• AIM: Give the listing again in full, exactly as written.

Data records
====================

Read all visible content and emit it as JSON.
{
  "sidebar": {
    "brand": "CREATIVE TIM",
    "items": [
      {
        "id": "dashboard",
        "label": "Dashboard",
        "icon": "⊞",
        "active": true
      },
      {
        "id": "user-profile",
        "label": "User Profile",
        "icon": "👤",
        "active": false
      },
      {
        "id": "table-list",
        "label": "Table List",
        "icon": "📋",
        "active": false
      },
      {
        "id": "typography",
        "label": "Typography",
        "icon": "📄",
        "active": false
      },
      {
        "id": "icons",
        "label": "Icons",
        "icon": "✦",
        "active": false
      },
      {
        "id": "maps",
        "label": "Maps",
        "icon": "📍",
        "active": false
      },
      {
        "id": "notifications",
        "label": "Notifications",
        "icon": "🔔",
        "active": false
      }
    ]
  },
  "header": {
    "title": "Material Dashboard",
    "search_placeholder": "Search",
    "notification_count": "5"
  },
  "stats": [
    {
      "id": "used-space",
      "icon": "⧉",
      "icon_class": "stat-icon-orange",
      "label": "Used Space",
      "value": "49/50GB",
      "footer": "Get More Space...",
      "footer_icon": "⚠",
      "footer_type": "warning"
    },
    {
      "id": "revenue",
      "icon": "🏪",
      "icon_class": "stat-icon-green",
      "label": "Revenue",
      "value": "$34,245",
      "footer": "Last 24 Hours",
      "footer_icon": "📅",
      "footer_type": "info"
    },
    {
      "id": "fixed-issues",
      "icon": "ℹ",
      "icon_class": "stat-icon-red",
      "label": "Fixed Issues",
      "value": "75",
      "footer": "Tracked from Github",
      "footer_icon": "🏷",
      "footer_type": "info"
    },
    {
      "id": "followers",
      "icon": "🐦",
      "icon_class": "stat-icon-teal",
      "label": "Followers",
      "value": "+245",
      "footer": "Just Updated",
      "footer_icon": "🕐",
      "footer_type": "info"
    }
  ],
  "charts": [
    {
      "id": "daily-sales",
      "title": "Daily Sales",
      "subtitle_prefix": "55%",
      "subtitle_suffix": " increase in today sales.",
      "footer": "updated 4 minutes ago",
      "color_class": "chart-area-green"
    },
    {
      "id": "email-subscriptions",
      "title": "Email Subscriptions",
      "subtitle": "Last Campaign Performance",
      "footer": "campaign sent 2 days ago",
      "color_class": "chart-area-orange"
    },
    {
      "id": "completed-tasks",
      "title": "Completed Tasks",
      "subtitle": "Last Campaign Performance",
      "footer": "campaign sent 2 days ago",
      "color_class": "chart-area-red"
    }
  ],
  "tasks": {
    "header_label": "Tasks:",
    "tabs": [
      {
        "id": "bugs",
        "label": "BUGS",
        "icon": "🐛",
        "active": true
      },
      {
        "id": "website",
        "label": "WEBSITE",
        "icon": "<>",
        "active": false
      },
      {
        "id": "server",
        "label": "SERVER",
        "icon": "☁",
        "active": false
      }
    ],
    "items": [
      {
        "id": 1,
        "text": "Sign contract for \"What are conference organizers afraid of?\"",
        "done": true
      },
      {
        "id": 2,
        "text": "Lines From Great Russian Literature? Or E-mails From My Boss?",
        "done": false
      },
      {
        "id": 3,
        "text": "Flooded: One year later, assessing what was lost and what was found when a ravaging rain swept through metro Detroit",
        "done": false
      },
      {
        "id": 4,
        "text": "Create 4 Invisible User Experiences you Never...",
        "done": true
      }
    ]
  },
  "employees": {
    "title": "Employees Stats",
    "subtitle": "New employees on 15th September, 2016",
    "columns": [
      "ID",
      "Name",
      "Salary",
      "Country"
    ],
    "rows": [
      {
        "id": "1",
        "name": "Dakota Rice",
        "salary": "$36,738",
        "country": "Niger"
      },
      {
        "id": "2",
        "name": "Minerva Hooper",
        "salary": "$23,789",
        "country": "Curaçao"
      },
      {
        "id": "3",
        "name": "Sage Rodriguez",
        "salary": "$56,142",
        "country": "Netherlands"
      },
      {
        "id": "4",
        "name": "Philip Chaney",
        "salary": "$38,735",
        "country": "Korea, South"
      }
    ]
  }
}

====================

• OUTPUT OF THE TASK:
Read all visible content and emit it as JSON.
{
  "sidebar": {
    "brand": "CREATIVE TIM",
    "items": [
      {
        "id": "dashboard",
        "label": "Dashboard",
        "icon": "⊞",
        "active": true
      },
      {
        "id": "user-profile",
        "label": "User Profile",
        "icon": "👤",
        "active": false
      },
      {
        "id": "table-list",
        "label": "Table List",
        "icon": "📋",
        "active": false
      },
      {
        "id": "typography",
        "label": "Typography",
        "icon": "📄",
        "active": false
      },
      {
        "id": "icons",
        "label": "Icons",
        "icon": "✦",
        "active": false
      },
      {
        "id": "maps",
        "label": "Maps",
        "icon": "📍",
        "active": false
      },
      {
        "id": "notifications",
        "label": "Notifications",
        "icon": "🔔",
        "active": false
      }
    ]
  },
  "header": {
    "title": "Material Dashboard",
    "search_placeholder": "Search",
    "notification_count": "5"
  },
  "stats": [
    {
      "id": "used-space",
      "icon": "⧉",
      "icon_class": "stat-icon-orange",
      "label": "Used Space",
      "value": "49/50GB",
      "footer": "Get More Space...",
      "footer_icon": "⚠",
      "footer_type": "warning"
    },
    {
      "id": "revenue",
      "icon": "🏪",
      "icon_class": "stat-icon-green",
      "label": "Revenue",
      "value": "$34,245",
      "footer": "Last 24 Hours",
      "footer_icon": "📅",
      "footer_type": "info"
    },
    {
      "id": "fixed-issues",
      "icon": "ℹ",
      "icon_class": "stat-icon-red",
      "label": "Fixed Issues",
      "value": "75",
      "footer": "Tracked from Github",
      "footer_icon": "🏷",
      "footer_type": "info"
    },
    {
      "id": "followers",
      "icon": "🐦",
      "icon_class": "stat-icon-teal",
      "label": "Followers",
      "value": "+245",
      "footer": "Just Updated",
      "footer_icon": "🕐",
      "footer_type": "info"
    }
  ],
  "charts": [
    {
      "id": "daily-sales",
      "title": "Daily Sales",
      "subtitle_prefix": "55%",
      "subtitle_suffix": " increase in today sales.",
      "footer": "updated 4 minutes ago",
      "color_class": "chart-area-green"
    },
    {
      "id": "email-subscriptions",
      "title": "Email Subscriptions",
      "subtitle": "Last Campaign Performance",
      "footer": "campaign sent 2 days ago",
      "color_class": "chart-area-orange"
    },
    {
      "id": "completed-tasks",
      "title": "Completed Tasks",
      "subtitle": "Last Campaign Performance",
      "footer": "campaign sent 2 days ago",
      "color_class": "chart-area-red"
    }
  ],
  "tasks": {
    "header_label": "Tasks:",
    "tabs": [
      {
        "id": "bugs",
        "label": "BUGS",
        "icon": "🐛",
        "active": true
      },
      {
        "id": "website",
        "label": "WEBSITE",
        "icon": "<>",
        "active": false
      },
      {
        "id": "server",
        "label": "SERVER",
        "icon": "☁",
        "active": false
      }
    ],
    "items": [
      {
        "id": 1,
        "text": "Sign contract for \"What are conference organizers afraid of?\"",
        "done": true
      },
      {
        "id": 2,
        "text": "Lines From Great Russian Literature? Or E-mails From My Boss?",
        "done": false
      },
      {
        "id": 3,
        "text": "Flooded: One year later, assessing what was lost and what was found when a ravaging rain swept through metro Detroit",
        "done": false
      },
      {
        "id": 4,
        "text": "Create 4 Invisible User Experiences you Never...",
        "done": true
      }
    ]
  },
  "employees": {
    "title": "Employees Stats",
    "subtitle": "New employees on 15th September, 2016",
    "columns": [
      "ID",
      "Name",
      "Salary",
      "Country"
    ],
    "rows": [
      {
        "id": "1",
        "name": "Dakota Rice",
        "salary": "$36,738",
        "country": "Niger"
      },
      {
        "id": "2",
        "name": "Minerva Hooper",
        "salary": "$23,789",
        "country": "Curaçao"
      },
      {
        "id": "3",
        "name": "Sage Rodriguez",
        "salary": "$56,142",
        "country": "Netherlands"
      },
      {
        "id": "4",
        "name": "Philip Chaney",
        "salary": "$38,735",
        "country": "Korea, South"
      }
    ]
  }
}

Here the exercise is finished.